**Short problem**
Each entry below is to be given again word for word, with no pictures.

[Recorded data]
• • •
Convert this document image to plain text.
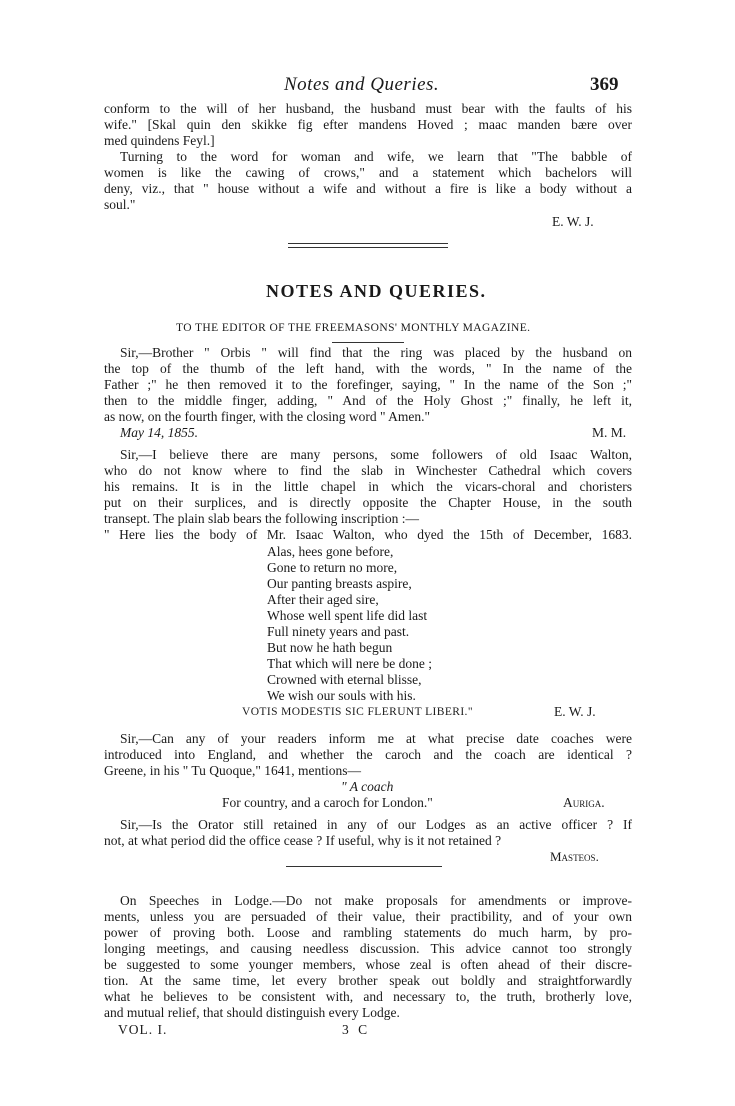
Notes and Queries.	369
conform to the will of her husband, the husband must bear with the faults of his
wife." [Skal quin den skikke fig efter mandens Hoved ; maac manden bære over
med quindens Feyl.]
Turning to the word for woman and wife, we learn that "The babble of
women is like the cawing of crows," and a statement which bachelors will
deny, viz., that " house without a wife and without a fire is like a body without a
soul."
E. W. J.
NOTES AND QUERIES.
TO THE EDITOR OF THE FREEMASONS' MONTHLY MAGAZINE.
Sir,—Brother " Orbis " will find that the ring was placed by the husband on
the top of the thumb of the left hand, with the words, " In the name of the
Father ;" he then removed it to the forefinger, saying, " In the name of the Son ;"
then to the middle finger, adding, " And of the Holy Ghost ;" finally, he left it,
as now, on the fourth finger, with the closing word " Amen."
May 14, 1855.	M. M.
Sir,—I believe there are many persons, some followers of old Isaac Walton,
who do not know where to find the slab in Winchester Cathedral which covers
his remains. It is in the little chapel in which the vicars-choral and choristers
put on their surplices, and is directly opposite the Chapter House, in the south
transept. The plain slab bears the following inscription :—
" Here lies the body of Mr. Isaac Walton, who dyed the 15th of December, 1683.
Alas, hees gone before,
Gone to return no more,
Our panting breasts aspire,
After their aged sire,
Whose well spent life did last
Full ninety years and past.
But now he hath begun
That which will nere be done ;
Crowned with eternal blisse,
We wish our souls with his.
VOTIS MODESTIS SIC FLERUNT LIBERI."	E. W. J.
Sir,—Can any of your readers inform me at what precise date coaches were
introduced into England, and whether the caroch and the coach are identical ?
Greene, in his " Tu Quoque," 1641, mentions—
" A coach
For country, and a caroch for London."	Auriga.
Sir,—Is the Orator still retained in any of our Lodges as an active officer ? If
not, at what period did the office cease ? If useful, why is it not retained ?
Masteos.
On Speeches in Lodge.—Do not make proposals for amendments or improve-
ments, unless you are persuaded of their value, their practibility, and of your own
power of proving both. Loose and rambling statements do much harm, by pro-
longing meetings, and causing needless discussion. This advice cannot too strongly
be suggested to some younger members, whose zeal is often ahead of their discre-
tion. At the same time, let every brother speak out boldly and straightforwardly
what he believes to be consistent with, and necessary to, the truth, brotherly love,
and mutual relief, that should distinguish every Lodge.
VOL. I.	3 C
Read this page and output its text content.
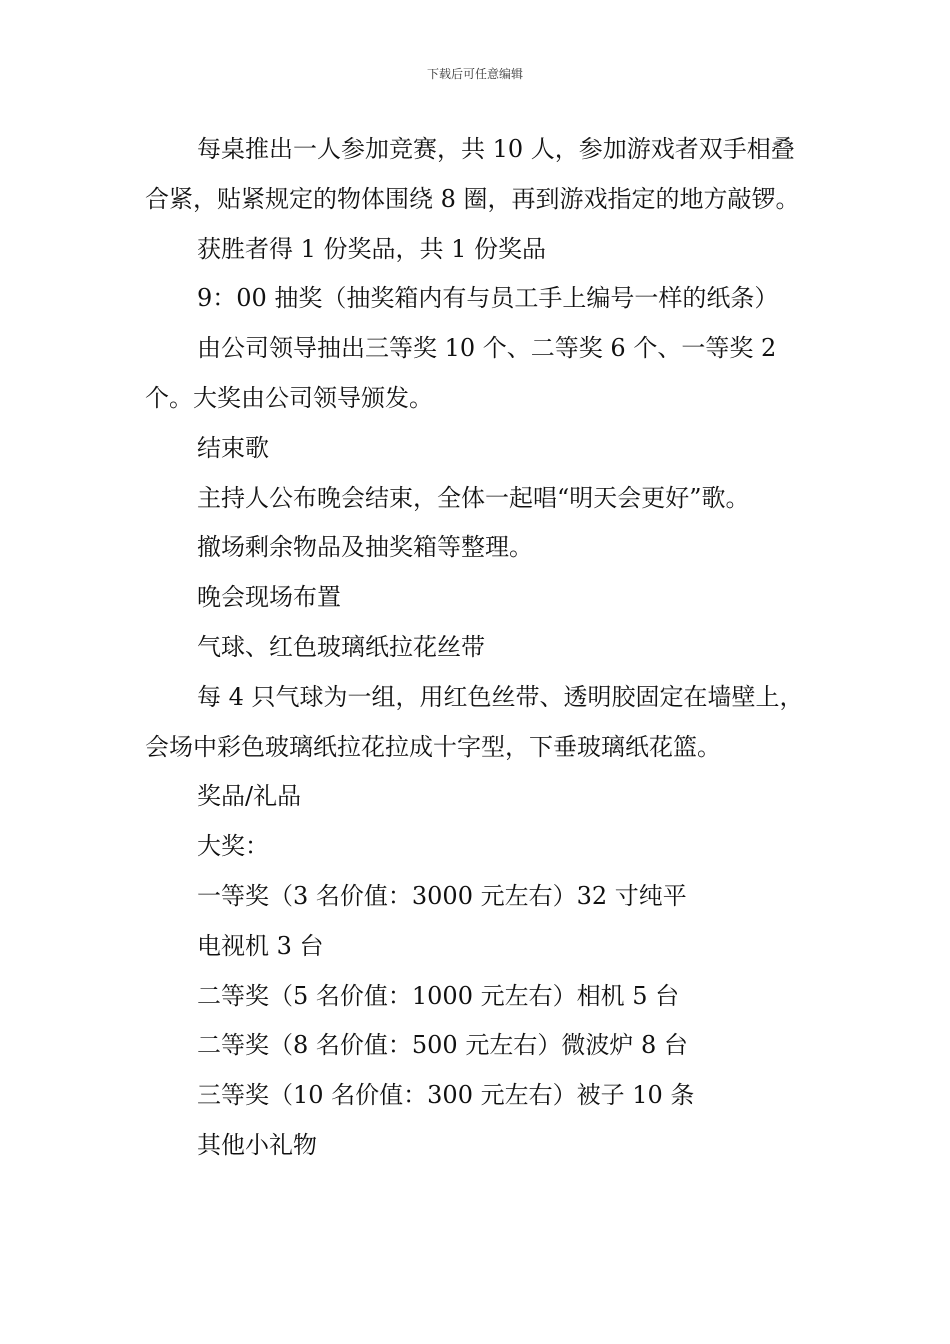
下载后可任意编辑

每桌推出一人参加竞赛，共 10 人，参加游戏者双手相叠合紧，贴紧规定的物体围绕 8 圈，再到游戏指定的地方敲锣。

获胜者得 1 份奖品，共 1 份奖品

9：00 抽奖（抽奖箱内有与员工手上编号一样的纸条）

由公司领导抽出三等奖 10 个、二等奖 6 个、一等奖 2 个。大奖由公司领导颁发。

结束歌

主持人公布晚会结束，全体一起唱“明天会更好”歌。

撤场剩余物品及抽奖箱等整理。

晚会现场布置

气球、红色玻璃纸拉花丝带

每 4 只气球为一组，用红色丝带、透明胶固定在墙壁上，会场中彩色玻璃纸拉花拉成十字型，下垂玻璃纸花篮。

奖品/礼品

大奖：

一等奖（3 名价值：3000 元左右）32 寸纯平

电视机 3 台

二等奖（5 名价值：1000 元左右）相机 5 台

二等奖（8 名价值：500 元左右）微波炉 8 台

三等奖（10 名价值：300 元左右）被子 10 条

其他小礼物
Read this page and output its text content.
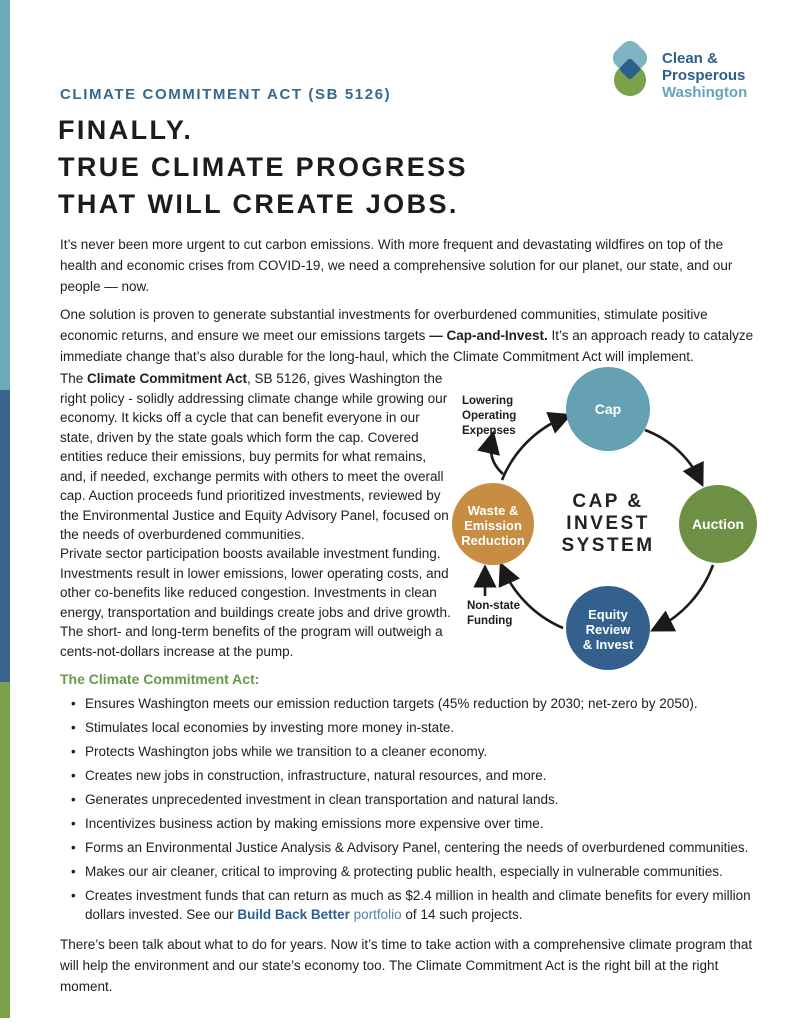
Clean &
Prosperous
Washington
CLIMATE COMMITMENT ACT (SB 5126)
FINALLY.
TRUE CLIMATE PROGRESS
THAT WILL CREATE JOBS.
It’s never been more urgent to cut carbon emissions. With more frequent and devastating wildfires on top of the health and economic crises from COVID-19, we need a comprehensive solution for our planet, our state, and our people — now.
One solution is proven to generate substantial investments for overburdened communities, stimulate positive economic returns, and ensure we meet our emissions targets — Cap-and-Invest. It’s an approach ready to catalyze immediate change that’s also durable for the long-haul, which the Climate Commitment Act will implement.
The Climate Commitment Act, SB 5126, gives Washington the right policy - solidly addressing climate change while growing our economy. It kicks off a cycle that can benefit everyone in our state, driven by the state goals which form the cap. Covered entities reduce their emissions, buy permits for what remains, and, if needed, exchange permits with others to meet the overall cap. Auction proceeds fund prioritized investments, reviewed by the Environmental Justice and Equity Advisory Panel, focused on the needs of overburdened communities.
Private sector participation boosts available investment funding. Investments result in lower emissions, lower operating costs, and other co-benefits like reduced congestion. Investments in clean energy, transportation and buildings create jobs and drive growth. The short- and long-term benefits of the program will outweigh a cents-not-dollars increase at the pump.
Cap
Auction
Equity
Review
& Invest
Waste &
Emission
Reduction
CAP &
INVEST
SYSTEM
Lowering
Operating
Expenses
Non-state
Funding
The Climate Commitment Act:
• Ensures Washington meets our emission reduction targets (45% reduction by 2030; net-zero by 2050).
• Stimulates local economies by investing more money in-state.
• Protects Washington jobs while we transition to a cleaner economy.
• Creates new jobs in construction, infrastructure, natural resources, and more.
• Generates unprecedented investment in clean transportation and natural lands.
• Incentivizes business action by making emissions more expensive over time.
• Forms an Environmental Justice Analysis & Advisory Panel, centering the needs of overburdened communities.
• Makes our air cleaner, critical to improving & protecting public health, especially in vulnerable communities.
• Creates investment funds that can return as much as $2.4 million in health and climate benefits for every million dollars invested. See our Build Back Better portfolio of 14 such projects.
There’s been talk about what to do for years. Now it’s time to take action with a comprehensive climate program that will help the environment and our state’s economy too. The Climate Commitment Act is the right bill at the right moment.
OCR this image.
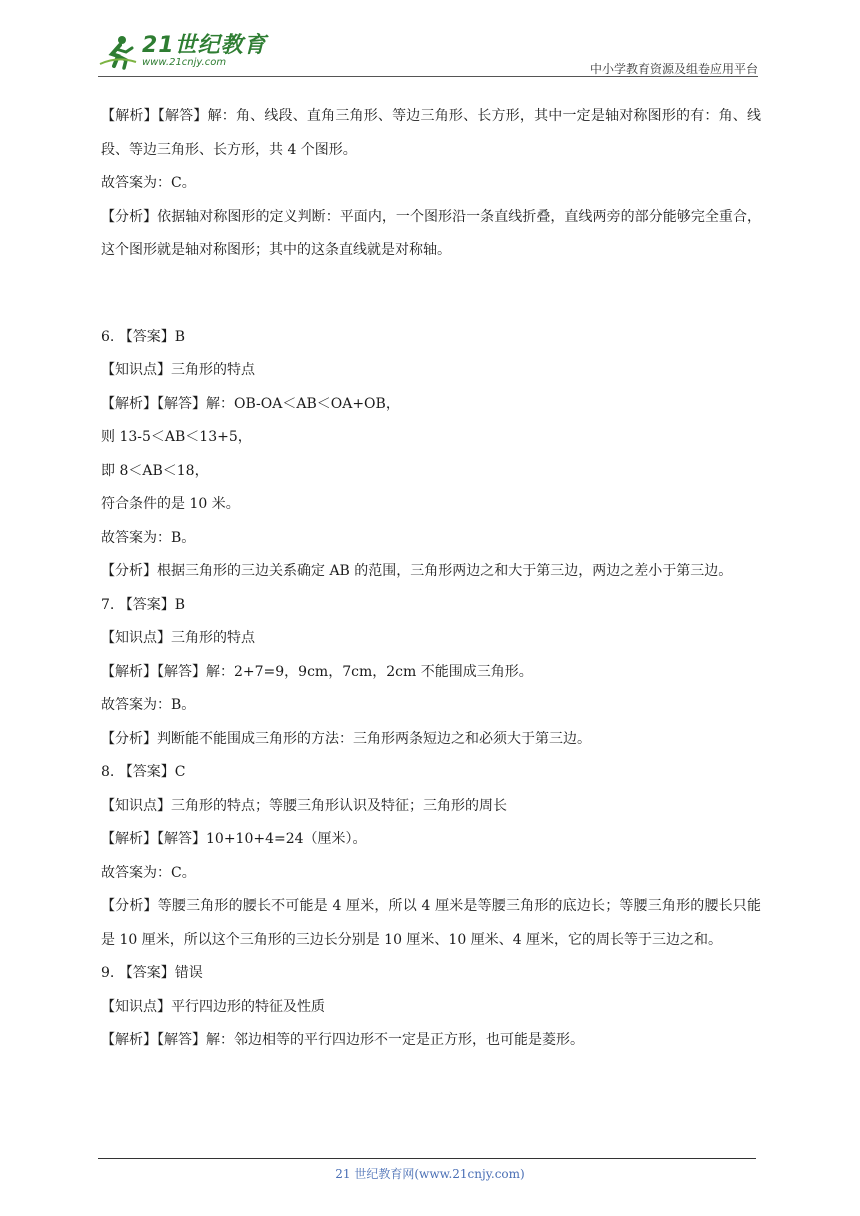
21世纪教育
www.21cnjy.com	中小学教育资源及组卷应用平台

【解析】【解答】解：角、线段、直角三角形、等边三角形、长方形，其中一定是轴对称图形的有：角、线段、等边三角形、长方形，共 4 个图形。

故答案为：C。

【分析】依据轴对称图形的定义判断：平面内，一个图形沿一条直线折叠，直线两旁的部分能够完全重合，这个图形就是轴对称图形；其中的这条直线就是对称轴。

6. 【答案】B

【知识点】三角形的特点

【解析】【解答】解：OB-OA＜AB＜OA+OB，

则 13-5＜AB＜13+5，

即 8＜AB＜18，

符合条件的是 10 米。

故答案为：B。

【分析】根据三角形的三边关系确定 AB 的范围，三角形两边之和大于第三边，两边之差小于第三边。

7. 【答案】B

【知识点】三角形的特点

【解析】【解答】解：2+7=9，9cm，7cm，2cm 不能围成三角形。

故答案为：B。

【分析】判断能不能围成三角形的方法：三角形两条短边之和必须大于第三边。

8. 【答案】C

【知识点】三角形的特点；等腰三角形认识及特征；三角形的周长

【解析】【解答】10+10+4=24（厘米）。

故答案为：C。

【分析】等腰三角形的腰长不可能是 4 厘米，所以 4 厘米是等腰三角形的底边长；等腰三角形的腰长只能是 10 厘米，所以这个三角形的三边长分别是 10 厘米、10 厘米、4 厘米，它的周长等于三边之和。

9. 【答案】错误

【知识点】平行四边形的特征及性质

【解析】【解答】解：邻边相等的平行四边形不一定是正方形，也可能是菱形。

21 世纪教育网(www.21cnjy.com)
• • •
**Reply to the task**
Convert this document image to plain text.
Notes and Queries.	369
conform to the will of her husband, the husband must bear with the faults of his
wife." [Skal quin den skikke fig efter mandens Hoved ; maac manden bære over
med quindens Feyl.]
Turning to the word for woman and wife, we learn that "The babble of
women is like the cawing of crows," and a statement which bachelors will
deny, viz., that " house without a wife and without a fire is like a body without a
soul."
E. W. J.
NOTES AND QUERIES.
TO THE EDITOR OF THE FREEMASONS' MONTHLY MAGAZINE.
Sir,—Brother " Orbis " will find that the ring was placed by the husband on
the top of the thumb of the left hand, with the words, " In the name of the
Father ;" he then removed it to the forefinger, saying, " In the name of the Son ;"
then to the middle finger, adding, " And of the Holy Ghost ;" finally, he left it,
as now, on the fourth finger, with the closing word " Amen."
May 14, 1855.	M. M.
Sir,—I believe there are many persons, some followers of old Isaac Walton,
who do not know where to find the slab in Winchester Cathedral which covers
his remains. It is in the little chapel in which the vicars-choral and choristers
put on their surplices, and is directly opposite the Chapter House, in the south
transept. The plain slab bears the following inscription :—
" Here lies the body of Mr. Isaac Walton, who dyed the 15th of December, 1683.
Alas, hees gone before,
Gone to return no more,
Our panting breasts aspire,
After their aged sire,
Whose well spent life did last
Full ninety years and past.
But now he hath begun
That which will nere be done ;
Crowned with eternal blisse,
We wish our souls with his.
VOTIS MODESTIS SIC FLERUNT LIBERI."	E. W. J.
Sir,—Can any of your readers inform me at what precise date coaches were
introduced into England, and whether the caroch and the coach are identical ?
Greene, in his " Tu Quoque," 1641, mentions—
" A coach
For country, and a caroch for London."	Auriga.
Sir,—Is the Orator still retained in any of our Lodges as an active officer ? If
not, at what period did the office cease ? If useful, why is it not retained ?
Masteos.
On Speeches in Lodge.—Do not make proposals for amendments or improve-
ments, unless you are persuaded of their value, their practibility, and of your own
power of proving both. Loose and rambling statements do much harm, by pro-
longing meetings, and causing needless discussion. This advice cannot too strongly
be suggested to some younger members, whose zeal is often ahead of their discre-
tion. At the same time, let every brother speak out boldly and straightforwardly
what he believes to be consistent with, and necessary to, the truth, brotherly love,
and mutual relief, that should distinguish every Lodge.
VOL. I.	3 C
Read this page and output its text content.
下载后可任意编辑

每桌推出一人参加竞赛，共 10 人，参加游戏者双手相叠合紧，贴紧规定的物体围绕 8 圈，再到游戏指定的地方敲锣。

获胜者得 1 份奖品，共 1 份奖品

9：00 抽奖（抽奖箱内有与员工手上编号一样的纸条）

由公司领导抽出三等奖 10 个、二等奖 6 个、一等奖 2 个。大奖由公司领导颁发。

结束歌

主持人公布晚会结束，全体一起唱“明天会更好”歌。

撤场剩余物品及抽奖箱等整理。

晚会现场布置

气球、红色玻璃纸拉花丝带

每 4 只气球为一组，用红色丝带、透明胶固定在墙壁上，会场中彩色玻璃纸拉花拉成十字型，下垂玻璃纸花篮。

奖品/礼品

大奖：

一等奖（3 名价值：3000 元左右）32 寸纯平

电视机 3 台

二等奖（5 名价值：1000 元左右）相机 5 台

二等奖（8 名价值：500 元左右）微波炉 8 台

三等奖（10 名价值：300 元左右）被子 10 条

其他小礼物
Read this page and output its text content.
Clean &
Prosperous
Washington
CLIMATE COMMITMENT ACT (SB 5126)
FINALLY.
TRUE CLIMATE PROGRESS
THAT WILL CREATE JOBS.
It’s never been more urgent to cut carbon emissions. With more frequent and devastating wildfires on top of the health and economic crises from COVID-19, we need a comprehensive solution for our planet, our state, and our people — now.
One solution is proven to generate substantial investments for overburdened communities, stimulate positive economic returns, and ensure we meet our emissions targets — Cap-and-Invest. It’s an approach ready to catalyze immediate change that’s also durable for the long-haul, which the Climate Commitment Act will implement.
The Climate Commitment Act, SB 5126, gives Washington the right policy - solidly addressing climate change while growing our economy. It kicks off a cycle that can benefit everyone in our state, driven by the state goals which form the cap. Covered entities reduce their emissions, buy permits for what remains, and, if needed, exchange permits with others to meet the overall cap. Auction proceeds fund prioritized investments, reviewed by the Environmental Justice and Equity Advisory Panel, focused on the needs of overburdened communities.
Private sector participation boosts available investment funding. Investments result in lower emissions, lower operating costs, and other co-benefits like reduced congestion. Investments in clean energy, transportation and buildings create jobs and drive growth. The short- and long-term benefits of the program will outweigh a cents-not-dollars increase at the pump.
Cap
Auction
Equity
Review
& Invest
Waste &
Emission
Reduction
CAP &
INVEST
SYSTEM
Lowering
Operating
Expenses
Non-state
Funding
The Climate Commitment Act:
• Ensures Washington meets our emission reduction targets (45% reduction by 2030; net-zero by 2050).
• Stimulates local economies by investing more money in-state.
• Protects Washington jobs while we transition to a cleaner economy.
• Creates new jobs in construction, infrastructure, natural resources, and more.
• Generates unprecedented investment in clean transportation and natural lands.
• Incentivizes business action by making emissions more expensive over time.
• Forms an Environmental Justice Analysis & Advisory Panel, centering the needs of overburdened communities.
• Makes our air cleaner, critical to improving & protecting public health, especially in vulnerable communities.
• Creates investment funds that can return as much as $2.4 million in health and climate benefits for every million dollars invested. See our Build Back Better portfolio of 14 such projects.
There’s been talk about what to do for years. Now it’s time to take action with a comprehensive climate program that will help the environment and our state’s economy too. The Climate Commitment Act is the right bill at the right moment.
OCR this image.
21世纪教育
www.21cnjy.com	中小学教育资源及组卷应用平台

【解析】【解答】解：角、线段、直角三角形、等边三角形、长方形，其中一定是轴对称图形的有：角、线段、等边三角形、长方形，共 4 个图形。

故答案为：C。

【分析】依据轴对称图形的定义判断：平面内，一个图形沿一条直线折叠，直线两旁的部分能够完全重合，这个图形就是轴对称图形；其中的这条直线就是对称轴。

6. 【答案】B

【知识点】三角形的特点

【解析】【解答】解：OB-OA＜AB＜OA+OB，

则 13-5＜AB＜13+5，

即 8＜AB＜18，

符合条件的是 10 米。

故答案为：B。

【分析】根据三角形的三边关系确定 AB 的范围，三角形两边之和大于第三边，两边之差小于第三边。

7. 【答案】B

【知识点】三角形的特点

【解析】【解答】解：2+7=9，9cm，7cm，2cm 不能围成三角形。

故答案为：B。

【分析】判断能不能围成三角形的方法：三角形两条短边之和必须大于第三边。

8. 【答案】C

【知识点】三角形的特点；等腰三角形认识及特征；三角形的周长

【解析】【解答】10+10+4=24（厘米）。

故答案为：C。

【分析】等腰三角形的腰长不可能是 4 厘米，所以 4 厘米是等腰三角形的底边长；等腰三角形的腰长只能是 10 厘米，所以这个三角形的三边长分别是 10 厘米、10 厘米、4 厘米，它的周长等于三边之和。

9. 【答案】错误

【知识点】平行四边形的特征及性质

【解析】【解答】解：邻边相等的平行四边形不一定是正方形，也可能是菱形。

21 世纪教育网(www.21cnjy.com)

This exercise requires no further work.